WHAT YOU WILL DO:
A. Print the part of the passage on computing damages under 18 U.S.C. § 2520 that opens with the words containing "Id. § 2520(c)(2)." and closes with "action against Nicholas.", copied word for word.
B. Carry on the passage on computing damages under 18 U.S.C. § 2520, starting right after its last sentence.

GIVEN TEXT:
================================

18 U.S.C. § 2520(c)(1). The second method for computing damages is set forth in subsection (c)(2) and states:
(2) In any other action under this section, the court may assess as damages whichever is the greater of-
(A) the sum of the actual damages suffered by the plaintiff and any profits made by the violator as a result of the violation; or
(B) statutory damages of whichever is the greater of $100 a day for each day of violation or $10,000.
Id. § 2520(c)(2).
In our view, the plain language of the statutes decidedly favors DIRECTV and provides it a cause of action. As evinced by the plain language of the section, § 2520(c) provides two methods of computing damages. One method is applicable to interceptions of transmissions that are not encrypted. The other method is applicable to all other actions, including those that intercept encrypted satellite transmissions. Because DIRECTV alleges that Nicholas intercepted its encrypted satellite transmissions, DIRECTV may maintain its private cause of action against Nicholas.

================================

ENTRIES:
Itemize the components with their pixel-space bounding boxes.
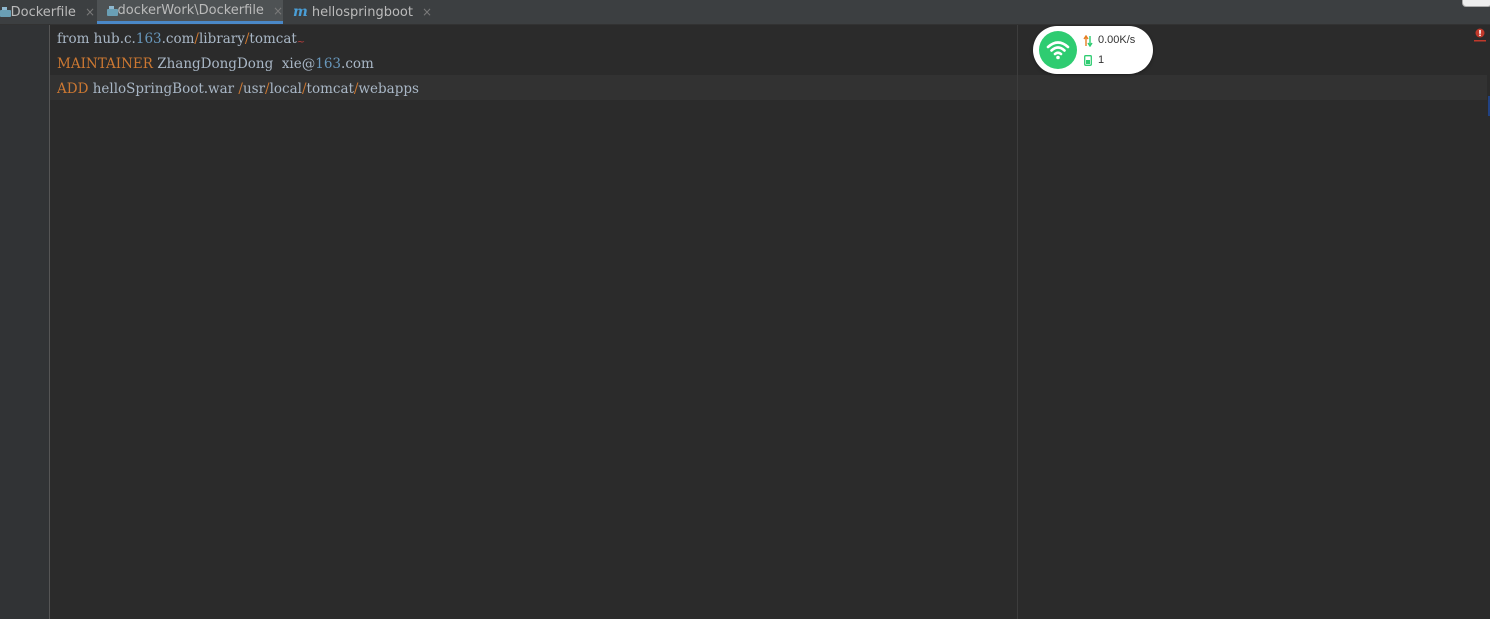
tab-label: dockerWork\Dockerfile	[117, 3, 264, 18]
tab-label: Dockerfile	[10, 4, 76, 20]
tab-dockerwork-dockerfile[interactable]: dockerWork\Dockerfile ×	[97, 0, 283, 24]
code-editor[interactable]: from hub.c.163.com/library/tomcat~ MAINT…	[50, 25, 1490, 619]
tab-hellospringboot[interactable]: m hellospringboot ×	[285, 0, 432, 24]
network-speed: 0.00K/s	[1098, 34, 1136, 46]
network-speed-widget[interactable]: 0.00K/s 1	[1033, 26, 1153, 74]
close-icon[interactable]: ×	[273, 4, 283, 18]
device-icon	[1084, 55, 1092, 66]
code-line-3[interactable]: ADD helloSpringBoot.war /usr/local/tomca…	[57, 77, 419, 102]
wifi-icon	[1039, 31, 1077, 69]
device-count: 1	[1098, 54, 1105, 66]
close-icon[interactable]: ×	[422, 5, 432, 19]
code-line-2[interactable]: MAINTAINER ZhangDongDong xie@163.com	[57, 52, 374, 77]
error-squiggle: ~	[296, 37, 306, 48]
tab-dockerfile[interactable]: Dockerfile ×	[0, 0, 95, 24]
docker-file-icon	[107, 5, 118, 17]
line-gutter	[0, 25, 50, 619]
error-indicator-icon[interactable]	[1474, 28, 1486, 42]
maven-m-icon: m	[293, 4, 308, 20]
editor-tab-bar: Dockerfile × dockerWork\Dockerfile × m h…	[0, 0, 1490, 25]
right-margin-guide	[1017, 25, 1018, 619]
docker-file-icon	[0, 6, 11, 18]
close-icon[interactable]: ×	[85, 5, 95, 19]
code-line-1[interactable]: from hub.c.163.com/library/tomcat~	[57, 27, 305, 52]
tab-label: hellospringboot	[311, 4, 413, 20]
window-corner-button[interactable]	[1462, 0, 1490, 7]
up-down-arrows-icon	[1083, 35, 1093, 47]
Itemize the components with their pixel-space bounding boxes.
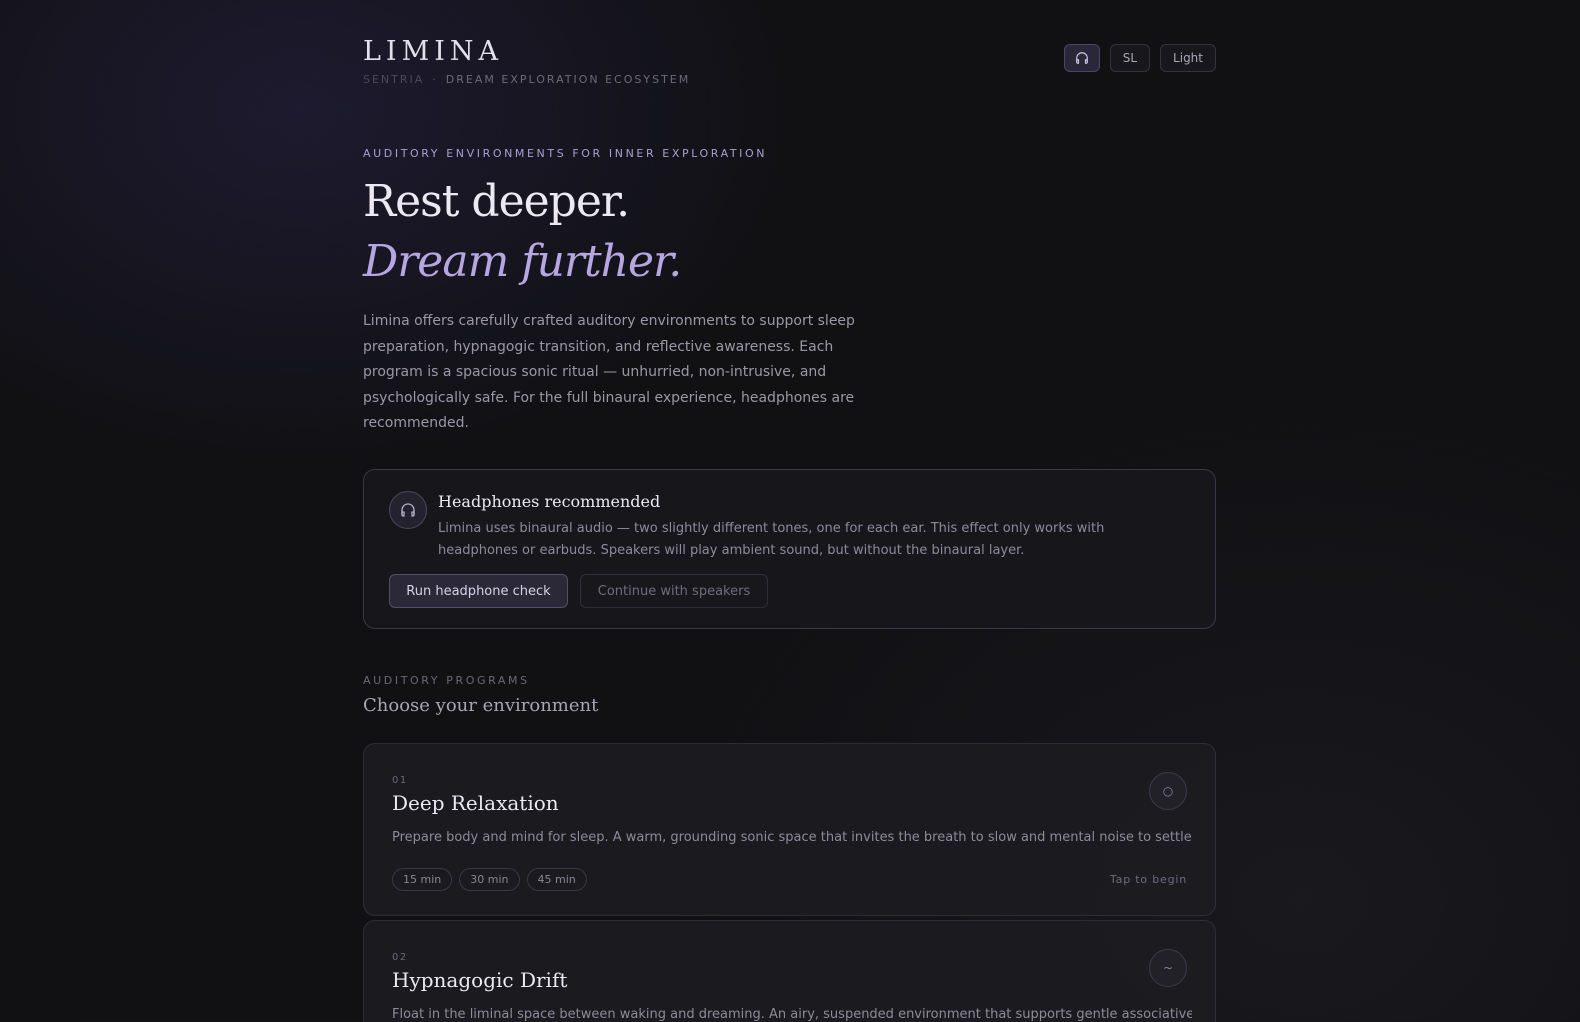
headphones-icon [401, 503, 415, 517]
duration-chip-15[interactable]: 15 min [392, 868, 453, 891]
language-button[interactable]: SL [1109, 44, 1151, 72]
headphones-icon [1075, 52, 1088, 64]
program-title: Hypnagogic Drift [392, 968, 568, 992]
brand-tagline: DREAM EXPLORATION ECOSYSTEM [445, 73, 691, 86]
program-card-hypnagogic-drift[interactable]: 02 Hypnagogic Drift Float in the liminal… [363, 920, 1216, 1022]
run-headphone-check-button[interactable]: Run headphone check [389, 574, 568, 608]
headphones-card-icon [389, 491, 427, 529]
programs-title: Choose your environment [363, 695, 599, 716]
brand-separator: · [432, 73, 438, 86]
headphones-card: Headphones recommended Limina uses binau… [363, 469, 1216, 629]
program-description: Prepare body and mind for sleep. A warm,… [392, 830, 1192, 845]
headphones-card-title: Headphones recommended [438, 492, 661, 511]
headphones-card-body: Limina uses binaural audio — two slightl… [438, 521, 1105, 558]
brand: LIMINA SENTRIA · DREAM EXPLORATION ECOSYST… [363, 36, 690, 86]
logo[interactable]: LIMINA [363, 36, 690, 67]
duration-chip-45[interactable]: 45 min [526, 868, 587, 891]
header-controls: SL Light [1063, 44, 1216, 72]
hero-eyebrow: AUDITORY ENVIRONMENTS FOR INNER EXPLORAT… [363, 147, 768, 160]
brand-parent: SENTRIA [363, 73, 425, 86]
theme-toggle-button[interactable]: Light [1160, 44, 1216, 72]
duration-options: 15 min 30 min 45 min [392, 868, 587, 891]
continue-with-speakers-button[interactable]: Continue with speakers [580, 574, 768, 608]
hero-headline: Rest deeper. [363, 176, 630, 227]
program-title: Deep Relaxation [392, 791, 559, 815]
hero-intro: Limina offers carefully crafted auditory… [363, 313, 855, 431]
headphones-toggle-button[interactable] [1063, 44, 1100, 72]
tap-to-begin-label[interactable]: Tap to begin [1110, 873, 1187, 886]
duration-chip-30[interactable]: 30 min [459, 868, 520, 891]
hero-headline-accent: Dream further. [363, 236, 682, 287]
program-description: Float in the liminal space between wakin… [392, 1007, 1192, 1022]
brand-subline: SENTRIA · DREAM EXPLORATION ECOSYSTEM [363, 73, 690, 86]
program-number: 01 [392, 775, 408, 786]
wave-icon: ~ [1149, 949, 1187, 987]
program-card-deep-relaxation[interactable]: 01 Deep Relaxation Prepare body and mind… [363, 743, 1216, 916]
program-number: 02 [392, 952, 408, 963]
circle-icon: ○ [1149, 772, 1187, 810]
programs-eyebrow: AUDITORY PROGRAMS [363, 674, 530, 687]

================================

ANSWERS TO EACH TASK:
A.
Id. § 2520(c)(2).
In our view, the plain language of the statutes decidedly favors DIRECTV and provides it a cause of action. As evinced by the plain language of the section, § 2520(c) provides two methods of computing damages. One method is applicable to interceptions of transmissions that are not encrypted. The other method is applicable to all other actions, including those that intercept encrypted satellite transmissions. Because DIRECTV alleges that Nicholas intercepted its encrypted satellite transmissions, DIRECTV may maintain its private cause of action against Nicholas.

B.
Our reading of the statutes at issue is consistent with our decision in Flowers v. Tandy Corp., 773 F.2d 585 (4th Cir.1985). In explaining why a private right of action did not exist under the old version of § 2520 for a § 2512 violation, we noted:
Though § 2520 provides an action for any person whose communication is “intercepted, disclosed or used in violation of this chapter,” ․ the language defining the class of persons liable is not comparably broad. The statute expressly limits those against whom the private action lies to the person who “intercepts, discloses, or uses, or procures any other person to intercept, disclose, or use such communications.” This language tracks very closely the criminal offenses set out in § 2511, whereas the criminal offenses set out in § 2512 are defined in such terms as “manufacture,” “assemble,” “possess,” and “sell.” The express language of § 2520 is therefore not susceptible to a construction which would provide a cause of action against one who manufactures or sells a device in violation of § 2512 but does not engage in conduct violative of § 2511.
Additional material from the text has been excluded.